» Work item A: Check each statement against the text on home-buying costs and answer yes or no, quoting the words that decide it: (i) CMHC insurance costs between 0.5% and 3.5% of the purchase price; (ii) an appraisal typically costs around $700; (iii) a land survey determines the boundaries of your land.
» Work item B: List every expense in the text on home-buying costs that is given a dollar amount rather than a percentage, along with that amount.
» Work item C: Please return the text on home-buying costs from "Many eager buyers" to "in the house.".

So you’re all ready to buy a house. Are you REALLY financially ready?
Many eager buyers ready to purchase their first home forget to plan for all the expenses and end up facing unpleasant financial surprises.
Having a pre-approved mortgage from your bank and a down payment is not sufficient… many other things should be taken into account.Planning ahead is crucial: You avoid facing unnecessary financial stress and you feel more confident as to what to expect as a homeowner.Two main categories of expenses should be assessed: The initial expenses you incur when you first purchase the house and the ongoing expenses you continuously pay once you’re living in the house.
Initial Home Expenses:
- Down Payment: First question you must ask yourself is whether you can afford putting down 20% of the purchase price, or if you are willing to pay CMHC insurance fees on top of the down payment. If you can’t afford the 20%, then it is important to estimate those CMHC insurance fees and make sure they are added to your final mortgage payments.
- CMHC Insurance will cost anywhere between 0.5% to 3.5% of the purchase price. The lower your down payment, the higher the insurance fees are.
- Appraisal: This is a cost that you can negotiate with the bank to incur unless you back out of a deal. It is typically around $400. This is a procedure for the bank to estimate the value of the property.
- Legal: Notary closing costs includes their due diligence on the title being free and clear and to register the mortgage. You can expect to pay around $1200-1400.
- Inspection: Inspectors will give you a report on the status of the house, so an inspection is a good idea. You can add another $400-1200 depending on the inspector.
- Welcome tax (or land transfer tax) is the municipal tax for transferring the property into your name. Calculations in Quebec is as follows:
Up to $50,000 X 0.5% of total property value
From $50,000 to $250,000 X 1% of total property value
From $250,000 up X 1.5% of total property value
Land Survey fees: A Land survey, which determines the boundaries of your land, costs around $700.
Other fees that you should not ignore because they can rapidly add up:
- Moving expenses
- Hook-up and installation cost for utilities (telephone, cable)

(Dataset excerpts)
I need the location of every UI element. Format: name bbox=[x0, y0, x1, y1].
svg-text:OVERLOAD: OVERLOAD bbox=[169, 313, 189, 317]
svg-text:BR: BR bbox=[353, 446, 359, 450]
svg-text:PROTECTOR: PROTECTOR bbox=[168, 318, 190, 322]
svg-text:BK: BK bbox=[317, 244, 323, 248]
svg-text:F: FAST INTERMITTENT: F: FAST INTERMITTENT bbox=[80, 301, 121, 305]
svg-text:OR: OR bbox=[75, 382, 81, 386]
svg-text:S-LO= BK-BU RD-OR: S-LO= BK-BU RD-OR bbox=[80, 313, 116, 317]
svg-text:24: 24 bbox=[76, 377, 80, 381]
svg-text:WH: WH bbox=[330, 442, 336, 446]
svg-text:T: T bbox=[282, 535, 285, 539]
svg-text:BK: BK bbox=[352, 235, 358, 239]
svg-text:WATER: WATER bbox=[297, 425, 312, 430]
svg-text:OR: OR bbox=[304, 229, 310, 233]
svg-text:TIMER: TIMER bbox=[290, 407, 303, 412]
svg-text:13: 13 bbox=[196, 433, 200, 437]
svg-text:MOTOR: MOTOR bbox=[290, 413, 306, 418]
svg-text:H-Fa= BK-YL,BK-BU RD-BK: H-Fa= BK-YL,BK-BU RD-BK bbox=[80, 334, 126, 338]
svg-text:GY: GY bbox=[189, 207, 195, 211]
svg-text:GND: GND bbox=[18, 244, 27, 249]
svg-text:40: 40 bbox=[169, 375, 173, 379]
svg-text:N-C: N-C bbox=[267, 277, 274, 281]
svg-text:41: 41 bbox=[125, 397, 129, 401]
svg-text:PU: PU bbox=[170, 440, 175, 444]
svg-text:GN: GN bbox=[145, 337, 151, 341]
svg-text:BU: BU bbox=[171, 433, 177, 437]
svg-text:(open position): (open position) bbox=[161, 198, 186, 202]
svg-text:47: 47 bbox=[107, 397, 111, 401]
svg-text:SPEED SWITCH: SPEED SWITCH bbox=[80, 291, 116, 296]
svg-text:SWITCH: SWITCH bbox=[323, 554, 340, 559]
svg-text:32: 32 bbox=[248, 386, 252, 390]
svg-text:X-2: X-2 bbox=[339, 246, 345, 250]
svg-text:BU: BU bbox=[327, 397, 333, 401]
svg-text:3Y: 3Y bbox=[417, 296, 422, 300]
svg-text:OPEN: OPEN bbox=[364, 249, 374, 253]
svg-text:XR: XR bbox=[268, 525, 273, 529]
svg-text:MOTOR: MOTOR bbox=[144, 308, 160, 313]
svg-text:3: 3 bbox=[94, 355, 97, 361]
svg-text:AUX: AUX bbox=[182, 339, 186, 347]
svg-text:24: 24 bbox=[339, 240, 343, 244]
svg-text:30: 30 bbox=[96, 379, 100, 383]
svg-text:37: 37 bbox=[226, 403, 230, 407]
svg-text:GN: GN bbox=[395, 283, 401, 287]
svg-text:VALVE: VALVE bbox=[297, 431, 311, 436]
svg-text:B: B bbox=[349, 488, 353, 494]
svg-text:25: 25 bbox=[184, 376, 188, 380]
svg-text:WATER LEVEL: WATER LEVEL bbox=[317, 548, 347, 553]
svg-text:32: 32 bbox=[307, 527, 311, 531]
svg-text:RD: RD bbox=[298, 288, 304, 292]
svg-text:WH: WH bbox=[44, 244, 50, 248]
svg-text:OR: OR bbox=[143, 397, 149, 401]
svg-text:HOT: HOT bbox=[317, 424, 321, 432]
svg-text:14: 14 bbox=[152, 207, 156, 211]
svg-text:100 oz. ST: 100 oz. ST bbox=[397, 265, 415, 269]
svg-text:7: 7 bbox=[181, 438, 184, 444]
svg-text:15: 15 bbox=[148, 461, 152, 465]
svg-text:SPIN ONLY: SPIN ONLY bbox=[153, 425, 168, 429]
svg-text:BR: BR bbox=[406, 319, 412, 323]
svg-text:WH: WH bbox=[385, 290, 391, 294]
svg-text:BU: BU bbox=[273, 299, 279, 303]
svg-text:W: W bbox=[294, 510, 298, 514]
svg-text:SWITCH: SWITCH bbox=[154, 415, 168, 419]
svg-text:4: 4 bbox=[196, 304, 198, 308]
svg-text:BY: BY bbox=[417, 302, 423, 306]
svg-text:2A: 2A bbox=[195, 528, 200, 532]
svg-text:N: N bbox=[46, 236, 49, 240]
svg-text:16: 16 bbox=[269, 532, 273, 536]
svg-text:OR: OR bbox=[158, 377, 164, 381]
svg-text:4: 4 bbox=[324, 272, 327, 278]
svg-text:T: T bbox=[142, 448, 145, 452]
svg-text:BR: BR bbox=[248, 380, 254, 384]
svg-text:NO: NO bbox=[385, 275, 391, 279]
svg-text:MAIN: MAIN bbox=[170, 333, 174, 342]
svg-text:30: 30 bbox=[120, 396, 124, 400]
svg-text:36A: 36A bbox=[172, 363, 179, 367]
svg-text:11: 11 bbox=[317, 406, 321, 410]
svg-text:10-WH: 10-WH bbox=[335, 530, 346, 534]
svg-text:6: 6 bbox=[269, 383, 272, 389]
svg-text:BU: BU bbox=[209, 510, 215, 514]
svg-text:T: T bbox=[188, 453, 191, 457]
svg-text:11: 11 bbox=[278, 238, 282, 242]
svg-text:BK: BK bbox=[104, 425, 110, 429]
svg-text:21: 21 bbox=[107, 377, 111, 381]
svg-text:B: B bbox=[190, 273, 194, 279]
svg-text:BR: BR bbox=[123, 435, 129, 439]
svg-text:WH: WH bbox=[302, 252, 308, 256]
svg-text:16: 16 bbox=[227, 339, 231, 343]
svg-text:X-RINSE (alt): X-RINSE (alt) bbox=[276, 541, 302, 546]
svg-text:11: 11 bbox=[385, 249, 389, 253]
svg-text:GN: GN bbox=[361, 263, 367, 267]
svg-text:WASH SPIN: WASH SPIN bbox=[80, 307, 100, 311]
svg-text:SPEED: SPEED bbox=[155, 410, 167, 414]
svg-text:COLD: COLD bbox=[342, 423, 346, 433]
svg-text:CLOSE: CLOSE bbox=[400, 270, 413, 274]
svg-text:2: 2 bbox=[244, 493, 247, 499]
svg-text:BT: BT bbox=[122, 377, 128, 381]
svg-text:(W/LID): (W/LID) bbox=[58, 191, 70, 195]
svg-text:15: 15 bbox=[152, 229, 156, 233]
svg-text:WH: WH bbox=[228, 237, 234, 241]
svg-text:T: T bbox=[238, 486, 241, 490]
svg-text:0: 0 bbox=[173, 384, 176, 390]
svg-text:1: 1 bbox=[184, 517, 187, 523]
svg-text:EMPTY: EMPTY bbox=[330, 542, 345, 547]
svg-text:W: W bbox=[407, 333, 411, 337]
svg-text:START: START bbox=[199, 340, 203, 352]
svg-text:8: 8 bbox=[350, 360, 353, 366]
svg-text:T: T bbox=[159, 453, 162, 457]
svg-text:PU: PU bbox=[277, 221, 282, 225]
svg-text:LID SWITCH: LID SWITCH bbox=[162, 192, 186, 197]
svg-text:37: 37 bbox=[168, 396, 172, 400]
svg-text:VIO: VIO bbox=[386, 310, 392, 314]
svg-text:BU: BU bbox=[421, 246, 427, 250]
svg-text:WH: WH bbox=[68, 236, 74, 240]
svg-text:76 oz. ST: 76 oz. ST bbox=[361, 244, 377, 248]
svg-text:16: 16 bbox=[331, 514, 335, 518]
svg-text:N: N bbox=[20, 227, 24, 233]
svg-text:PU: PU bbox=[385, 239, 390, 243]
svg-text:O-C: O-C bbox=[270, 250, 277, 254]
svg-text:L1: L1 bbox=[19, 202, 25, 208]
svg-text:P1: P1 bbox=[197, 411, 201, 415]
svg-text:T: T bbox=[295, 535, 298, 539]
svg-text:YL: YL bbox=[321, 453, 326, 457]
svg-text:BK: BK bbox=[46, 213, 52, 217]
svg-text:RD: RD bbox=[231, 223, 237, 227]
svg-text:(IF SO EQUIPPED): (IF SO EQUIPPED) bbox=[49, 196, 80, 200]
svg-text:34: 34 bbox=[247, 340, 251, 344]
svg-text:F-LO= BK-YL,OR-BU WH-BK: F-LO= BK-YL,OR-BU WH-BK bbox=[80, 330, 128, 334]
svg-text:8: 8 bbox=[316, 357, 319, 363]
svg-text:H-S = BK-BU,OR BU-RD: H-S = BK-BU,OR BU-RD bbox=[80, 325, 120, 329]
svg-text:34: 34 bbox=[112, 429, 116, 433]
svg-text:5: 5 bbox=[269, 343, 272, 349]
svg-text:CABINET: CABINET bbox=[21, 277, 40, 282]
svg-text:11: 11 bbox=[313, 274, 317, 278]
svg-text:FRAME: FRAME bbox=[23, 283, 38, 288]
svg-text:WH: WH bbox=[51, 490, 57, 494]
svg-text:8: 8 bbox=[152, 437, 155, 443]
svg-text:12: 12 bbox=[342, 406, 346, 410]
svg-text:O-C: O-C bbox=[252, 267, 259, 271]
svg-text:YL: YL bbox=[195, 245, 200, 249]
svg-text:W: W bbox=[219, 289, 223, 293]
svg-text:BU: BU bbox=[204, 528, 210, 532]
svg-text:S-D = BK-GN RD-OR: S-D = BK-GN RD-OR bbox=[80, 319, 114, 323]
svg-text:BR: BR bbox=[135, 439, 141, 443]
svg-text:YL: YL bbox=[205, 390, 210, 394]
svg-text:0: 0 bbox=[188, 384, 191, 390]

» Your solution A:
(i) Yes: "CMHC Insurance will cost anywhere between 0.5% to 3.5% of the purchase price."
(ii) No: "It is typically around $400."
(iii) Yes: "A Land survey, which determines the boundaries of your land, costs around $700."

» Your solution B:
- Appraisal: around $400
- Legal (notary closing costs): around $1200-1400
- Inspection: $400-1200, depending on the inspector
- Land survey fees: around $700

» Your solution C:
Many eager buyers ready to purchase their first home forget to plan for all the expenses and end up facing unpleasant financial surprises.
Having a pre-approved mortgage from your bank and a down payment is not sufficient… many other things should be taken into account.Planning ahead is crucial: You avoid facing unnecessary financial stress and you feel more confident as to what to expect as a homeowner.Two main categories of expenses should be assessed: The initial expenses you incur when you first purchase the house and the ongoing expenses you continuously pay once you’re living in the house.